==== Document excerpt
At first there's one dot, at the location on the moon where event A will occur at a later time. After a while, a new dot appears at event B, and immediately splits in two. So now there are three dots. One of the two new ones stays at the location on the moon where event B occured. The other one moves at a superluminal speed toward the other location. When it merges with the red dot that's already there, both of them disappear. So now there's only one red dot again.

This is all easy to see in a spacetime diagram.

But Fredrik, moving laser dots and shadows don’t qualify for FTL, they are not physical objects and you cannot use it to send information FTL. If it was, any freak with a laser pointer would qualify for an instant Nobel Prize in Physics (probably why tiny-tim is so fond of it :rofl:).

My 'reaction' is due to the fact that the 'casual reader' could easily get the impression this "superluminal-dual-reversed-direction" is some form of empirical fact, at the same level as the very real consequences of Relativity of Simultaneity and other effects in SR & GR. All you have to do is "think again" and "do the maths".

This is wrong.

And I think anyone following these latest posts understands that the one calling out for others to "think again", hasn’t done so himself.

The problem, as I see it, is that we are talking about purely hypothetical features as some form of "no-brainer-every-day-experience". And as we have seen from latest posts – you run into hilarious paradoxes when trying to 'implement' this in a real world with real physical objects, in exactly the same way as you run into the unsolvable http://en.wikipedia.org/wiki/Grandfather_paradox" [Broken] when claiming that Special and General Relativity might allow time travel.

I have 'reconstructed' my Gedankenexperiment to close all "spotlight-loopholes" and any other "time-consuming-uncertainties" into a bulletproof and somewhat 'brutal' version... :smile:
Superluminal Gedankenexperiment II

Adolf is very a cruel dictator that hates science, and most of all he hates the famous physicists Albert & Niels.
========
==== Extracted records
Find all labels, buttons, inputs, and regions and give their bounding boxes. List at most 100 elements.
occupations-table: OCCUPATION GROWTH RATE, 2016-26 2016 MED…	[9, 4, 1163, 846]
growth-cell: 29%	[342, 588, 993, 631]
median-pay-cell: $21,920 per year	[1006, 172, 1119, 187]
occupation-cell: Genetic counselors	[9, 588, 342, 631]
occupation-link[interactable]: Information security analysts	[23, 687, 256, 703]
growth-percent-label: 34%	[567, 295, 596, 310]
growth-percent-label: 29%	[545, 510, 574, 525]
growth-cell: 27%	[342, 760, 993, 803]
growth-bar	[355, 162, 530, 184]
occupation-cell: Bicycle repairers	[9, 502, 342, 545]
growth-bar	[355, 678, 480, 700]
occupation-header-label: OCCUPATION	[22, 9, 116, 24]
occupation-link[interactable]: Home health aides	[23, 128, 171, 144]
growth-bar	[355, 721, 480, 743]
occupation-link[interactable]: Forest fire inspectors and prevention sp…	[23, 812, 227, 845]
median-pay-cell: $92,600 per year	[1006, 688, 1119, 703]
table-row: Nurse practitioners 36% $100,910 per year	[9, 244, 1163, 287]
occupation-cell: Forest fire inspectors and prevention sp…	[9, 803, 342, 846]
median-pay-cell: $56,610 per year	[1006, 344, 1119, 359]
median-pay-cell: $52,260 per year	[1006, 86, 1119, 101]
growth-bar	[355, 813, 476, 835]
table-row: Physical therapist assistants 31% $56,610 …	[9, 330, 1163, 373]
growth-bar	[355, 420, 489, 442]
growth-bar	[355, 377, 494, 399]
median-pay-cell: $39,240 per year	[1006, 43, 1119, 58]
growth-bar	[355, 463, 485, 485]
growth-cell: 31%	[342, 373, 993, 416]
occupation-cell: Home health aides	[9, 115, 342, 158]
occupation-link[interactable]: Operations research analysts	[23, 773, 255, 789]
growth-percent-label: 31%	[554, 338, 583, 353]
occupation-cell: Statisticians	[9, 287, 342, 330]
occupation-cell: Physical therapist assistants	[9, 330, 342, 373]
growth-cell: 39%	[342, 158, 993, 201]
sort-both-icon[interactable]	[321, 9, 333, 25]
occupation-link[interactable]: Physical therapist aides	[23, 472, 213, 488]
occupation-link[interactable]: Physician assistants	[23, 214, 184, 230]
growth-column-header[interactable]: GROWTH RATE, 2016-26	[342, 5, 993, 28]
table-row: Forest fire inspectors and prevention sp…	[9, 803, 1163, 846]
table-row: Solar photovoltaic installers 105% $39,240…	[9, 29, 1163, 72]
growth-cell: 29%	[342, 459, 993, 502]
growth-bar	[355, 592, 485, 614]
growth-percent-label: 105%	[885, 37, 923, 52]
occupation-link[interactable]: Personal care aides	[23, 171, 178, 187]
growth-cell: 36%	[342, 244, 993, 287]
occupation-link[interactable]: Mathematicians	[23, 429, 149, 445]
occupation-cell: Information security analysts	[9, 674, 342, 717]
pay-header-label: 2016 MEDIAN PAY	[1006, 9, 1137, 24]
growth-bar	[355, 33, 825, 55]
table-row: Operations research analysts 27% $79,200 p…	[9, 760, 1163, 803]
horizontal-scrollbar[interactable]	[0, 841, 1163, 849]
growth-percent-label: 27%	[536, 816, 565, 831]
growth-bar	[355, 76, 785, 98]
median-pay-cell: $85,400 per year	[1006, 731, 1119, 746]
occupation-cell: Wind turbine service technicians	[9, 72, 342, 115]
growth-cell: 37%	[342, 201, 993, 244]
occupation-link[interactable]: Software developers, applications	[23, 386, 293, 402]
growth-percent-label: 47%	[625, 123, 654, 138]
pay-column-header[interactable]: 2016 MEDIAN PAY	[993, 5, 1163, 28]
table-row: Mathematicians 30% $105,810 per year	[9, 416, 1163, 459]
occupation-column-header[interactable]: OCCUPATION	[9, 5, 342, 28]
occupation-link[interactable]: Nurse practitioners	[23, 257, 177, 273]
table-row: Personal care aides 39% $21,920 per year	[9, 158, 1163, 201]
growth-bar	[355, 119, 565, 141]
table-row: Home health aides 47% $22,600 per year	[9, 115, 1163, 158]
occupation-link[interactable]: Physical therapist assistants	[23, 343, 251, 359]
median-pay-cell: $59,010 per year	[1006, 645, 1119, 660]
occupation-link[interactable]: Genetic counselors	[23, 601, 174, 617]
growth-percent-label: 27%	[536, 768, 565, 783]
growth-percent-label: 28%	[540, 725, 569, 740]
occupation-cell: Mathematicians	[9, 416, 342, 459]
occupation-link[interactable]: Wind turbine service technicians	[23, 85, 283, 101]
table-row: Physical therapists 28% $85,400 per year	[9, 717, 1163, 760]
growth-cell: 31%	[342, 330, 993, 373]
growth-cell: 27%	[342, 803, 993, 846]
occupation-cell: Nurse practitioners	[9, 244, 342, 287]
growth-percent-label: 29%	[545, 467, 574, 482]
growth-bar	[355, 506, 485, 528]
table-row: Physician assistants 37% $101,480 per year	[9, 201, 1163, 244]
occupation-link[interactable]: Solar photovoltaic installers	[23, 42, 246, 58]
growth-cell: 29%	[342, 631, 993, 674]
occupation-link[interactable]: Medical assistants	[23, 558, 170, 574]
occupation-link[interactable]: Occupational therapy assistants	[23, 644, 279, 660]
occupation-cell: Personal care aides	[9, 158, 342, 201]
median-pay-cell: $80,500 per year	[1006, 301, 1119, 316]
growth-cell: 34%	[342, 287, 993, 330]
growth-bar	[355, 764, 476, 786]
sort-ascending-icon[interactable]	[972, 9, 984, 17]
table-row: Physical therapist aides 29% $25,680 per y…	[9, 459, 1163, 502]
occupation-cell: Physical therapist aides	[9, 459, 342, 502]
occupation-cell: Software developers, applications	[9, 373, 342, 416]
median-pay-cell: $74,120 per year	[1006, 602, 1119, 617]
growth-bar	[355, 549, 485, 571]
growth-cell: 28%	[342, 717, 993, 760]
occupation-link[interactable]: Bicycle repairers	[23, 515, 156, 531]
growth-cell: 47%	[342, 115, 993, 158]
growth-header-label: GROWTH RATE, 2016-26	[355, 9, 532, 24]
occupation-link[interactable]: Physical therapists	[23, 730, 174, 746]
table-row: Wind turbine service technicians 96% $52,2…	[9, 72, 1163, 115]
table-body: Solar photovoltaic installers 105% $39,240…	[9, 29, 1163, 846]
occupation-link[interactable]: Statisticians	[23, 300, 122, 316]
========
The problem: Copy out the forum post about superluminal laser dots word for word, from start to finish. This material has no connection to the text.

Answer in full:
At first there's one dot, at the location on the moon where event A will occur at a later time. After a while, a new dot appears at event B, and immediately splits in two. So now there are three dots. One of the two new ones stays at the location on the moon where event B occured. The other one moves at a superluminal speed toward the other location. When it merges with the red dot that's already there, both of them disappear. So now there's only one red dot again.

This is all easy to see in a spacetime diagram.

But Fredrik, moving laser dots and shadows don’t qualify for FTL, they are not physical objects and you cannot use it to send information FTL. If it was, any freak with a laser pointer would qualify for an instant Nobel Prize in Physics (probably why tiny-tim is so fond of it :rofl:).

My 'reaction' is due to the fact that the 'casual reader' could easily get the impression this "superluminal-dual-reversed-direction" is some form of empirical fact, at the same level as the very real consequences of Relativity of Simultaneity and other effects in SR & GR. All you have to do is "think again" and "do the maths".

This is wrong.

And I think anyone following these latest posts understands that the one calling out for others to "think again", hasn’t done so himself.

The problem, as I see it, is that we are talking about purely hypothetical features as some form of "no-brainer-every-day-experience". And as we have seen from latest posts – you run into hilarious paradoxes when trying to 'implement' this in a real world with real physical objects, in exactly the same way as you run into the unsolvable http://en.wikipedia.org/wiki/Grandfather_paradox" [Broken] when claiming that Special and General Relativity might allow time travel.

I have 'reconstructed' my Gedankenexperiment to close all "spotlight-loopholes" and any other "time-consuming-uncertainties" into a bulletproof and somewhat 'brutal' version... :smile:
Superluminal Gedankenexperiment II

Adolf is very a cruel dictator that hates science, and most of all he hates the famous physicists Albert & Niels.